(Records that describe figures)
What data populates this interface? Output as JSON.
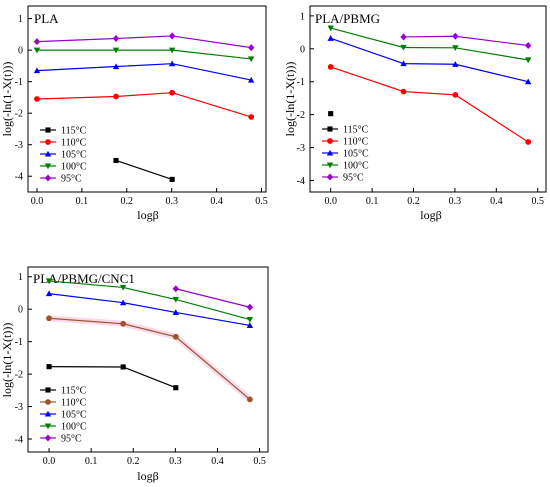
{
  "figure": {
    "panels": [
      {
        "title": "PLA",
        "xlabel": "logβ",
        "ylabel": "log(-ln(1-X(t)))",
        "xlim": [
          -0.02,
          0.51
        ],
        "ylim": [
          -4.5,
          1.4
        ],
        "xticks": [
          0.0,
          0.1,
          0.2,
          0.3,
          0.4,
          0.5
        ],
        "xtick_labels": [
          "0.0",
          "0.1",
          "0.2",
          "0.3",
          "0.4",
          "0.5"
        ],
        "yticks": [
          -4,
          -3,
          -2,
          -1,
          0,
          1
        ],
        "ytick_labels": [
          "-4",
          "-3",
          "-2",
          "-1",
          "0",
          "1"
        ],
        "legend": [
          "115°C",
          "110°C",
          "105°C",
          "100°C",
          "95°C"
        ]
      },
      {
        "title": "PLA/PBMG",
        "xlabel": "logβ",
        "ylabel": "log(-ln(1-X(t)))",
        "xlim": [
          -0.05,
          0.52
        ],
        "ylim": [
          -4.35,
          1.3
        ],
        "xticks": [
          0.0,
          0.1,
          0.2,
          0.3,
          0.4,
          0.5
        ],
        "xtick_labels": [
          "0.0",
          "0.1",
          "0.2",
          "0.3",
          "0.4",
          "0.5"
        ],
        "yticks": [
          -4,
          -3,
          -2,
          -1,
          0,
          1
        ],
        "ytick_labels": [
          "-4",
          "-3",
          "-2",
          "-1",
          "0",
          "1"
        ],
        "legend": [
          "115°C",
          "110°C",
          "105°C",
          "100°C",
          "95°C"
        ]
      },
      {
        "title": "PLA/PBMG/CNC1",
        "xlabel": "logβ",
        "ylabel": "log(-ln(1-X(t)))",
        "xlim": [
          -0.05,
          0.52
        ],
        "ylim": [
          -4.4,
          1.3
        ],
        "xticks": [
          0.0,
          0.1,
          0.2,
          0.3,
          0.4,
          0.5
        ],
        "xtick_labels": [
          "0.0",
          "0.1",
          "0.2",
          "0.3",
          "0.4",
          "0.5"
        ],
        "yticks": [
          -4,
          -3,
          -2,
          -1,
          0,
          1
        ],
        "ytick_labels": [
          "-4",
          "-3",
          "-2",
          "-1",
          "0",
          "1"
        ],
        "legend": [
          "115°C",
          "110°C",
          "105°C",
          "100°C",
          "95°C"
        ]
      }
    ]
  },
  "series_style": [
    {
      "color": "#000000",
      "marker": "square"
    },
    {
      "color": "#ff0000",
      "marker": "circle"
    },
    {
      "color": "#0000ff",
      "marker": "triangle-up"
    },
    {
      "color": "#008000",
      "marker": "triangle-down"
    },
    {
      "color": "#9900cc",
      "marker": "diamond"
    }
  ],
  "panel3_110_color": "#a0522d",
  "chart_data": [
    {
      "type": "line",
      "title": "PLA",
      "xlabel": "logβ",
      "ylabel": "log(-ln(1-X(t)))",
      "xlim": [
        -0.02,
        0.51
      ],
      "ylim": [
        -4.5,
        1.4
      ],
      "grid": false,
      "legend_position": "bottom-left",
      "series": [
        {
          "name": "115°C",
          "x": [
            0.176,
            0.301
          ],
          "y": [
            -3.5,
            -4.1
          ]
        },
        {
          "name": "110°C",
          "x": [
            0.0,
            0.176,
            0.301,
            0.477
          ],
          "y": [
            -1.55,
            -1.47,
            -1.35,
            -2.12
          ]
        },
        {
          "name": "105°C",
          "x": [
            0.0,
            0.176,
            0.301,
            0.477
          ],
          "y": [
            -0.65,
            -0.52,
            -0.43,
            -0.95
          ]
        },
        {
          "name": "100°C",
          "x": [
            0.0,
            0.176,
            0.301,
            0.477
          ],
          "y": [
            0.0,
            0.0,
            0.0,
            -0.28
          ]
        },
        {
          "name": "95°C",
          "x": [
            0.0,
            0.176,
            0.301,
            0.477
          ],
          "y": [
            0.27,
            0.37,
            0.45,
            0.08
          ]
        }
      ]
    },
    {
      "type": "line",
      "title": "PLA/PBMG",
      "xlabel": "logβ",
      "ylabel": "log(-ln(1-X(t)))",
      "xlim": [
        -0.05,
        0.52
      ],
      "ylim": [
        -4.35,
        1.3
      ],
      "grid": false,
      "legend_position": "bottom-left",
      "series": [
        {
          "name": "115°C",
          "x": [
            0.0
          ],
          "y": [
            -1.97
          ]
        },
        {
          "name": "110°C",
          "x": [
            0.0,
            0.176,
            0.301,
            0.477
          ],
          "y": [
            -0.55,
            -1.3,
            -1.4,
            -2.83
          ]
        },
        {
          "name": "105°C",
          "x": [
            0.0,
            0.176,
            0.301,
            0.477
          ],
          "y": [
            0.32,
            -0.45,
            -0.47,
            -1.0
          ]
        },
        {
          "name": "100°C",
          "x": [
            0.0,
            0.176,
            0.301,
            0.477
          ],
          "y": [
            0.63,
            0.04,
            0.03,
            -0.34
          ]
        },
        {
          "name": "95°C",
          "x": [
            0.176,
            0.301,
            0.477
          ],
          "y": [
            0.36,
            0.38,
            0.1
          ]
        }
      ]
    },
    {
      "type": "line",
      "title": "PLA/PBMG/CNC1",
      "xlabel": "logβ",
      "ylabel": "log(-ln(1-X(t)))",
      "xlim": [
        -0.05,
        0.52
      ],
      "ylim": [
        -4.4,
        1.3
      ],
      "grid": false,
      "legend_position": "bottom-left",
      "series": [
        {
          "name": "115°C",
          "x": [
            0.0,
            0.176,
            0.301
          ],
          "y": [
            -1.77,
            -1.78,
            -2.42
          ]
        },
        {
          "name": "110°C",
          "x": [
            0.0,
            0.176,
            0.301,
            0.477
          ],
          "y": [
            -0.28,
            -0.45,
            -0.85,
            -2.78
          ]
        },
        {
          "name": "105°C",
          "x": [
            0.0,
            0.176,
            0.301,
            0.477
          ],
          "y": [
            0.48,
            0.2,
            -0.1,
            -0.5
          ]
        },
        {
          "name": "100°C",
          "x": [
            0.0,
            0.176,
            0.301,
            0.477
          ],
          "y": [
            0.87,
            0.67,
            0.3,
            -0.32
          ]
        },
        {
          "name": "95°C",
          "x": [
            0.301,
            0.477
          ],
          "y": [
            0.63,
            0.06
          ]
        }
      ]
    }
  ]
}
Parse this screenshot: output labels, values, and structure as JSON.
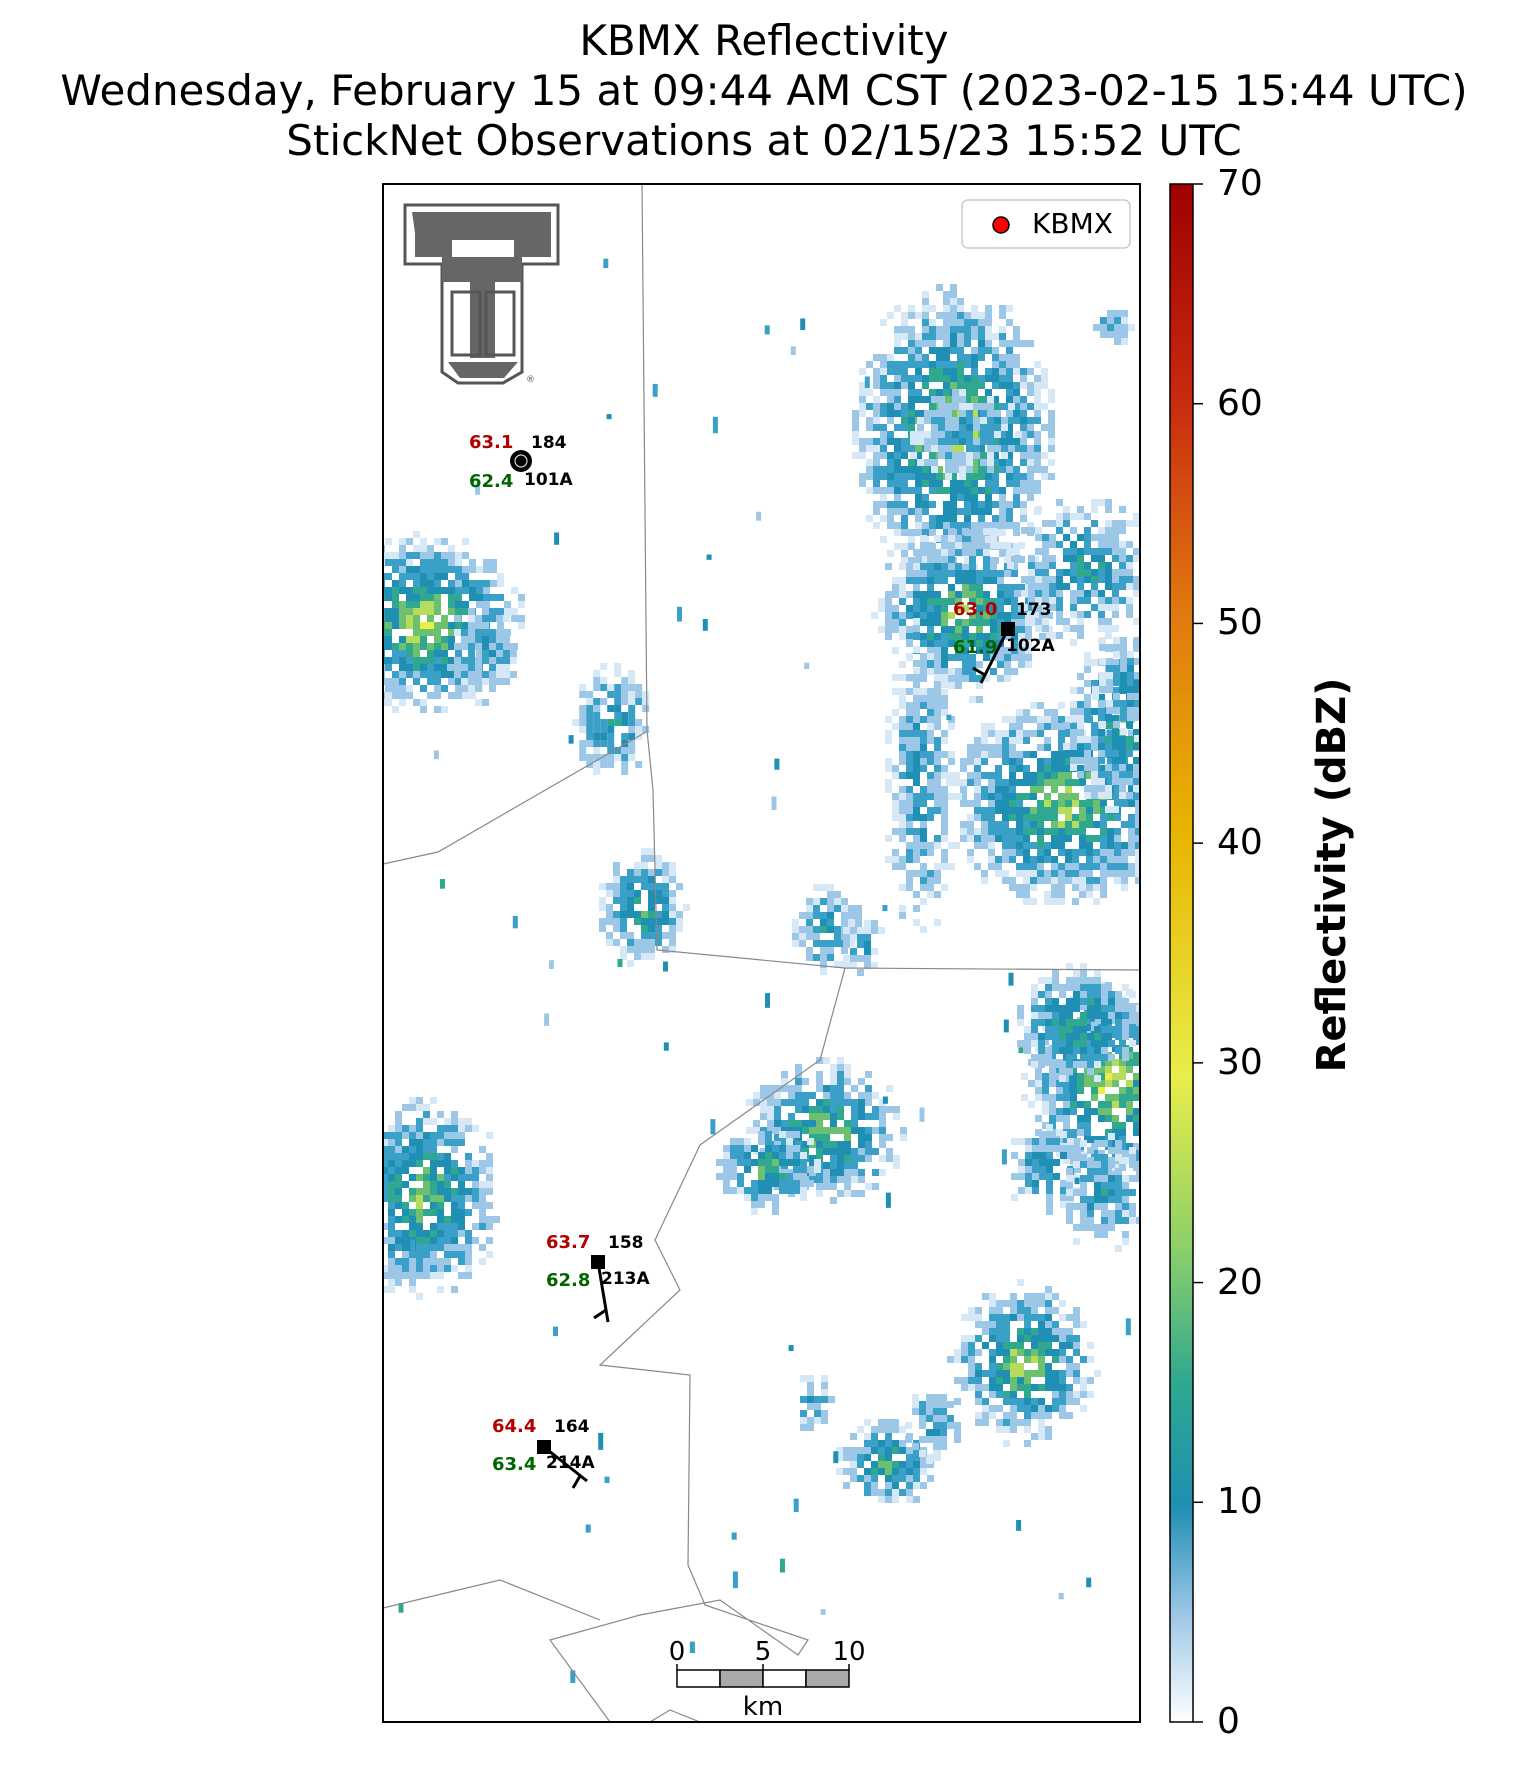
{
  "title": {
    "line1": "KBMX Reflectivity",
    "line2": "Wednesday, February 15 at 09:44 AM CST (2023-02-15 15:44 UTC)",
    "line3": "StickNet Observations at 02/15/23 15:52 UTC"
  },
  "legend": {
    "label": "KBMX",
    "marker_color": "#ff0000"
  },
  "colorbar": {
    "label": "Reflectivity (dBZ)",
    "ticks": [
      "0",
      "10",
      "20",
      "30",
      "40",
      "50",
      "60",
      "70"
    ],
    "range": [
      0,
      70
    ],
    "colors": [
      "#ffffff",
      "#9cc7e6",
      "#1f8fb3",
      "#2fa88f",
      "#8fd06a",
      "#e8ee4a",
      "#e8b400",
      "#e07a10",
      "#c82a10",
      "#a00000"
    ]
  },
  "scalebar": {
    "ticks": [
      "0",
      "5",
      "10"
    ],
    "unit": "km"
  },
  "stations": [
    {
      "temp": "63.1",
      "id_num": "184",
      "dew": "62.4",
      "id": "101A",
      "marker": "circle"
    },
    {
      "temp": "63.0",
      "id_num": "173",
      "dew": "61.9",
      "id": "102A",
      "marker": "square"
    },
    {
      "temp": "63.7",
      "id_num": "158",
      "dew": "62.8",
      "id": "213A",
      "marker": "square"
    },
    {
      "temp": "64.4",
      "id_num": "164",
      "dew": "63.4",
      "id": "214A",
      "marker": "square"
    }
  ],
  "colors": {
    "temp": "#b00000",
    "dew": "#006400",
    "boundary": "#888888"
  }
}
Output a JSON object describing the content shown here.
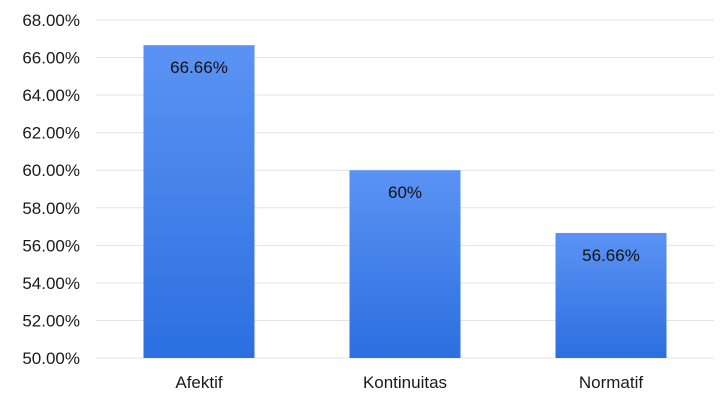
{
  "chart_data": {
    "type": "bar",
    "title": "",
    "xlabel": "",
    "ylabel": "",
    "categories": [
      "Afektif",
      "Kontinuitas",
      "Normatif"
    ],
    "values": [
      66.66,
      60,
      56.66
    ],
    "data_labels": [
      "66.66%",
      "60%",
      "56.66%"
    ],
    "ylim": [
      50,
      68
    ],
    "yticks": [
      50,
      52,
      54,
      56,
      58,
      60,
      62,
      64,
      66,
      68
    ],
    "ytick_labels": [
      "50.00%",
      "52.00%",
      "54.00%",
      "56.00%",
      "58.00%",
      "60.00%",
      "62.00%",
      "64.00%",
      "66.00%",
      "68.00%"
    ],
    "grid": true,
    "legend": "none",
    "colors": {
      "bar_top": "#5b93f4",
      "bar_bottom": "#2c6fe0",
      "grid": "#e3e3e3"
    }
  }
}
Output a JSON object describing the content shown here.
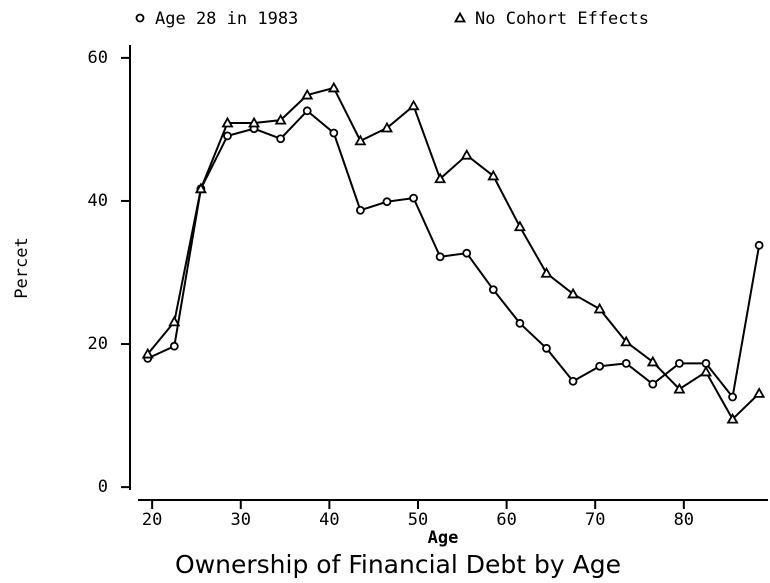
{
  "chart_data": {
    "type": "line",
    "title": "Ownership of Financial Debt by Age",
    "xlabel": "Age",
    "ylabel": "Percet",
    "x": [
      19.5,
      22.5,
      25.5,
      28.5,
      31.5,
      34.5,
      37.5,
      40.5,
      43.5,
      46.5,
      49.5,
      52.5,
      55.5,
      58.5,
      61.5,
      64.5,
      67.5,
      70.5,
      73.5,
      76.5,
      79.5,
      82.5,
      85.5,
      88.5
    ],
    "series": [
      {
        "name": "Age 28 in 1983",
        "color": "#000000",
        "marker": "circle",
        "values": [
          18.0,
          19.7,
          41.7,
          49.1,
          50.1,
          48.7,
          52.6,
          49.5,
          38.7,
          39.9,
          40.4,
          32.2,
          32.7,
          27.6,
          22.9,
          19.4,
          14.8,
          16.9,
          17.3,
          14.4,
          17.3,
          17.3,
          12.6,
          33.8
        ]
      },
      {
        "name": "No Cohort Effects",
        "color": "#000000",
        "marker": "triangle",
        "values": [
          18.6,
          23.1,
          41.7,
          50.9,
          50.9,
          51.3,
          54.8,
          55.8,
          48.4,
          50.2,
          53.3,
          43.1,
          46.4,
          43.5,
          36.4,
          29.9,
          27.0,
          24.9,
          20.3,
          17.5,
          13.7,
          16.1,
          9.5,
          13.1
        ]
      }
    ],
    "xlim": [
      17.5,
      89.5
    ],
    "xticks": [
      20,
      30,
      40,
      50,
      60,
      70,
      80
    ],
    "ylim": [
      -1.8,
      61.8
    ],
    "yticks": [
      0,
      20,
      40,
      60
    ],
    "grid": false
  }
}
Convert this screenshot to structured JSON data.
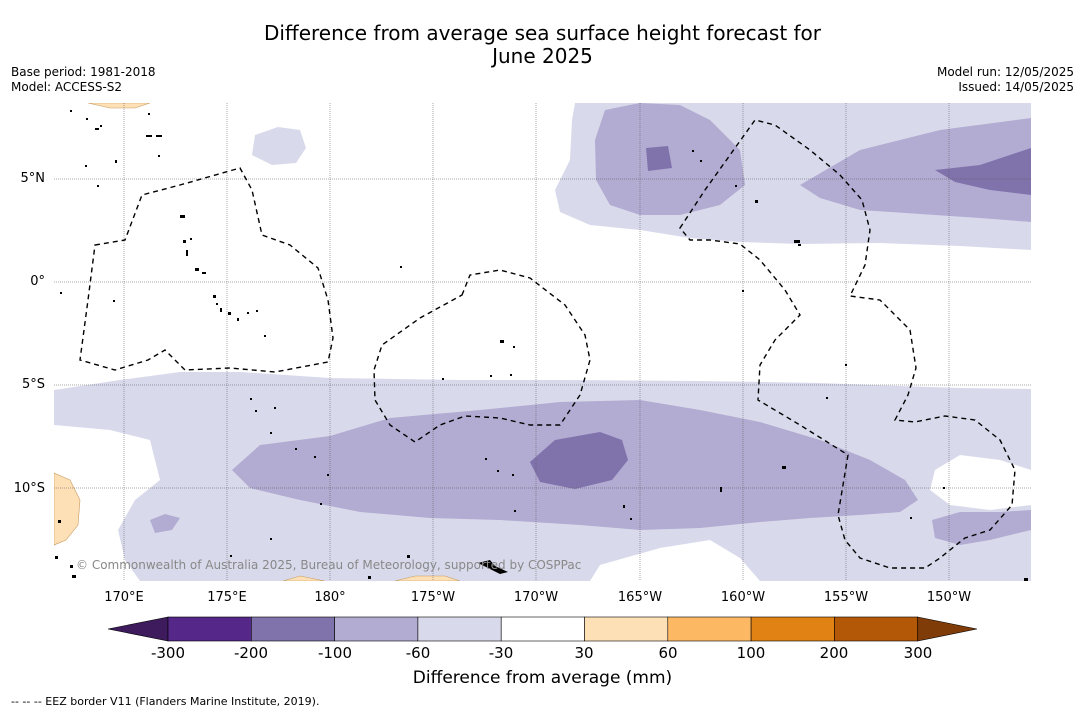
{
  "title_line1": "Difference from average sea surface height forecast for",
  "title_line2": "June 2025",
  "meta_left": {
    "base_period": "Base period: 1981-2018",
    "model": "Model: ACCESS-S2"
  },
  "meta_right": {
    "model_run": "Model run: 12/05/2025",
    "issued": "Issued: 14/05/2025"
  },
  "lat_labels": [
    "5°N",
    "0°",
    "5°S",
    "10°S"
  ],
  "lon_labels": [
    "170°E",
    "175°E",
    "180°",
    "175°W",
    "170°W",
    "165°W",
    "160°W",
    "155°W",
    "150°W"
  ],
  "copyright": "© Commonwealth of Australia 2025, Bureau of Meteorology, supported by COSPPac",
  "colorbar": {
    "title": "Difference from average (mm)",
    "ticks": [
      "-300",
      "-200",
      "-100",
      "-60",
      "-30",
      "30",
      "60",
      "100",
      "200",
      "300"
    ],
    "colors": [
      "#3d1b5c",
      "#542788",
      "#8073ac",
      "#b2abd2",
      "#d8daeb",
      "#ffffff",
      "#fee0b6",
      "#fdb863",
      "#e08214",
      "#b35806",
      "#7f3b08"
    ]
  },
  "footnote": "--  --  -- EEZ border V11 (Flanders Marine Institute, 2019)."
}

OBJECTIVE. Using the records above, select and copy every line that has the word "this".

REPLY TO THE EXERCISE.
What data populates this interface? Output as JSON.
Parse this screenshot: output labels, values, and structure as JSON.
Convert this screenshot to structured JSON data.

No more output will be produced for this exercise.